** Start Extracted information **
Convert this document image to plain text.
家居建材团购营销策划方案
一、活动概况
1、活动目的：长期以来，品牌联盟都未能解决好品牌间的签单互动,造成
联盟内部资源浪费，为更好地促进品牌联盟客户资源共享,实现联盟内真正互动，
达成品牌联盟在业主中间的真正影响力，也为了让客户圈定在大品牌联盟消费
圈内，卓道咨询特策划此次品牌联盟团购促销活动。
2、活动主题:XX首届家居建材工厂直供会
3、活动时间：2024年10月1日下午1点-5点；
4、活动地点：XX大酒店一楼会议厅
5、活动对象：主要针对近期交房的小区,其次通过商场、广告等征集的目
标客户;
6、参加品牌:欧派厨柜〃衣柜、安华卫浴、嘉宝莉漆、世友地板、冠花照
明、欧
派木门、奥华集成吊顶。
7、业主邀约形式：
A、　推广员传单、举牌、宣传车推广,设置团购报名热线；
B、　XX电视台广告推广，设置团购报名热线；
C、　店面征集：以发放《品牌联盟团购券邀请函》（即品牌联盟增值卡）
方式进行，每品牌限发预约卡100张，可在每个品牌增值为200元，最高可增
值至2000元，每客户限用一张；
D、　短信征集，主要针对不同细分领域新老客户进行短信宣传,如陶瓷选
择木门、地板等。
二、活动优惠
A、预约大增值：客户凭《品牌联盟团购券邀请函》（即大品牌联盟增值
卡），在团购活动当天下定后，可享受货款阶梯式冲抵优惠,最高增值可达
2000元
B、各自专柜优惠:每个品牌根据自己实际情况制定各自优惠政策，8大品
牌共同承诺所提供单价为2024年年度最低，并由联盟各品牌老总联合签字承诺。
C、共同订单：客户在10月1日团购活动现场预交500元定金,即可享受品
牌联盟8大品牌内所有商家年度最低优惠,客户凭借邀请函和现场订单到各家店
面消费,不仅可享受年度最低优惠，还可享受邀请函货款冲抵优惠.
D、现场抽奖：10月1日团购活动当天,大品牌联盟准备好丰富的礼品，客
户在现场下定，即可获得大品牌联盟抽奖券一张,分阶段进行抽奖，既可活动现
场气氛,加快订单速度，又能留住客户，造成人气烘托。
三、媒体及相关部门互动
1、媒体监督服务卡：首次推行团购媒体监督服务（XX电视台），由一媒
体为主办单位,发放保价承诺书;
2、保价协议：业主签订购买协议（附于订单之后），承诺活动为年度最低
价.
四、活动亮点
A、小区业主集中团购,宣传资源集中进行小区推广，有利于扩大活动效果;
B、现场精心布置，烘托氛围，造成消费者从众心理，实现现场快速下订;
** End Extracted information **
Copy out the material above in its entirety. Every detail must match.

Solution:
Convert this document image to plain text.
家居建材团购营销策划方案
一、活动概况
1、活动目的：长期以来，品牌联盟都未能解决好品牌间的签单互动,造成
联盟内部资源浪费，为更好地促进品牌联盟客户资源共享,实现联盟内真正互动，
达成品牌联盟在业主中间的真正影响力，也为了让客户圈定在大品牌联盟消费
圈内，卓道咨询特策划此次品牌联盟团购促销活动。
2、活动主题:XX首届家居建材工厂直供会
3、活动时间：2024年10月1日下午1点-5点；
4、活动地点：XX大酒店一楼会议厅
5、活动对象：主要针对近期交房的小区,其次通过商场、广告等征集的目
标客户;
6、参加品牌:欧派厨柜〃衣柜、安华卫浴、嘉宝莉漆、世友地板、冠花照
明、欧
派木门、奥华集成吊顶。
7、业主邀约形式：
A、　推广员传单、举牌、宣传车推广,设置团购报名热线；
B、　XX电视台广告推广，设置团购报名热线；
C、　店面征集：以发放《品牌联盟团购券邀请函》（即品牌联盟增值卡）
方式进行，每品牌限发预约卡100张，可在每个品牌增值为200元，最高可增
值至2000元，每客户限用一张；
D、　短信征集，主要针对不同细分领域新老客户进行短信宣传,如陶瓷选
择木门、地板等。
二、活动优惠
A、预约大增值：客户凭《品牌联盟团购券邀请函》（即大品牌联盟增值
卡），在团购活动当天下定后，可享受货款阶梯式冲抵优惠,最高增值可达
2000元
B、各自专柜优惠:每个品牌根据自己实际情况制定各自优惠政策，8大品
牌共同承诺所提供单价为2024年年度最低，并由联盟各品牌老总联合签字承诺。
C、共同订单：客户在10月1日团购活动现场预交500元定金,即可享受品
牌联盟8大品牌内所有商家年度最低优惠,客户凭借邀请函和现场订单到各家店
面消费,不仅可享受年度最低优惠，还可享受邀请函货款冲抵优惠.
D、现场抽奖：10月1日团购活动当天,大品牌联盟准备好丰富的礼品，客
户在现场下定，即可获得大品牌联盟抽奖券一张,分阶段进行抽奖，既可活动现
场气氛,加快订单速度，又能留住客户，造成人气烘托。
三、媒体及相关部门互动
1、媒体监督服务卡：首次推行团购媒体监督服务（XX电视台），由一媒
体为主办单位,发放保价承诺书;
2、保价协议：业主签订购买协议（附于订单之后），承诺活动为年度最低
价.
四、活动亮点
A、小区业主集中团购,宣传资源集中进行小区推广，有利于扩大活动效果;
B、现场精心布置，烘托氛围，造成消费者从众心理，实现现场快速下订;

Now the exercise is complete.